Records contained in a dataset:
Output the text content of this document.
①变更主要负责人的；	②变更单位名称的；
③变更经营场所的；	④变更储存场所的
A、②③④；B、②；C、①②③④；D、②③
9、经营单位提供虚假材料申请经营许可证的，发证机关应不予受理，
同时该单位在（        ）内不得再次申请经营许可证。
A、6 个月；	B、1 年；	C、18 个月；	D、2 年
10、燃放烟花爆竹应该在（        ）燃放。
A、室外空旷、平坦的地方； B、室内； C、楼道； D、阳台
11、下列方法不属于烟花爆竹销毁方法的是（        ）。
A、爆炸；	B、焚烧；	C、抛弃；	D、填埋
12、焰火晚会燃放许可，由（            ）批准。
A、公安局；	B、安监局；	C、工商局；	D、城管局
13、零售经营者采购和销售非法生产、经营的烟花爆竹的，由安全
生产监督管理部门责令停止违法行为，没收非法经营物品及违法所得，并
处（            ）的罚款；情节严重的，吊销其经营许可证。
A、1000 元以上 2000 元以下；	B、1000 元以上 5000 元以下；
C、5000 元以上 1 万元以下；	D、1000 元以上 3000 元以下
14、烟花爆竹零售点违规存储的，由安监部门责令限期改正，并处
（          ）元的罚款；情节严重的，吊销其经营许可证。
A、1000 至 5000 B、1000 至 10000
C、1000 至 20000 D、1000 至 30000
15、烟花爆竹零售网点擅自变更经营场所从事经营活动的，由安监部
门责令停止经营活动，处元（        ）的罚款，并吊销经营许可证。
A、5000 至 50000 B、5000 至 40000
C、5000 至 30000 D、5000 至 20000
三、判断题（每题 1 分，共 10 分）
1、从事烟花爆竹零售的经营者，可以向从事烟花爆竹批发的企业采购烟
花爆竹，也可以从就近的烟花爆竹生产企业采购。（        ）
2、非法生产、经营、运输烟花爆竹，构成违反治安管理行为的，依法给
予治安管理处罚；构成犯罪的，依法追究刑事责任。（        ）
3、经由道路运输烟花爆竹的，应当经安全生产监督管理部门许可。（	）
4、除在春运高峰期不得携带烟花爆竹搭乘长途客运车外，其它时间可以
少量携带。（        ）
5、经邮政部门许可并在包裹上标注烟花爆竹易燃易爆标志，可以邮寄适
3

YOUR INSTRUCTIONS. Set down all of the entries exactly, please.

COMPLETED TASK.
Output the text content of this document.
①变更主要负责人的；	②变更单位名称的；
③变更经营场所的；	④变更储存场所的
A、②③④；B、②；C、①②③④；D、②③
9、经营单位提供虚假材料申请经营许可证的，发证机关应不予受理，
同时该单位在（        ）内不得再次申请经营许可证。
A、6 个月；	B、1 年；	C、18 个月；	D、2 年
10、燃放烟花爆竹应该在（        ）燃放。
A、室外空旷、平坦的地方； B、室内； C、楼道； D、阳台
11、下列方法不属于烟花爆竹销毁方法的是（        ）。
A、爆炸；	B、焚烧；	C、抛弃；	D、填埋
12、焰火晚会燃放许可，由（            ）批准。
A、公安局；	B、安监局；	C、工商局；	D、城管局
13、零售经营者采购和销售非法生产、经营的烟花爆竹的，由安全
生产监督管理部门责令停止违法行为，没收非法经营物品及违法所得，并
处（            ）的罚款；情节严重的，吊销其经营许可证。
A、1000 元以上 2000 元以下；	B、1000 元以上 5000 元以下；
C、5000 元以上 1 万元以下；	D、1000 元以上 3000 元以下
14、烟花爆竹零售点违规存储的，由安监部门责令限期改正，并处
（          ）元的罚款；情节严重的，吊销其经营许可证。
A、1000 至 5000 B、1000 至 10000
C、1000 至 20000 D、1000 至 30000
15、烟花爆竹零售网点擅自变更经营场所从事经营活动的，由安监部
门责令停止经营活动，处元（        ）的罚款，并吊销经营许可证。
A、5000 至 50000 B、5000 至 40000
C、5000 至 30000 D、5000 至 20000
三、判断题（每题 1 分，共 10 分）
1、从事烟花爆竹零售的经营者，可以向从事烟花爆竹批发的企业采购烟
花爆竹，也可以从就近的烟花爆竹生产企业采购。（        ）
2、非法生产、经营、运输烟花爆竹，构成违反治安管理行为的，依法给
予治安管理处罚；构成犯罪的，依法追究刑事责任。（        ）
3、经由道路运输烟花爆竹的，应当经安全生产监督管理部门许可。（	）
4、除在春运高峰期不得携带烟花爆竹搭乘长途客运车外，其它时间可以
少量携带。（        ）
5、经邮政部门许可并在包裹上标注烟花爆竹易燃易爆标志，可以邮寄适
3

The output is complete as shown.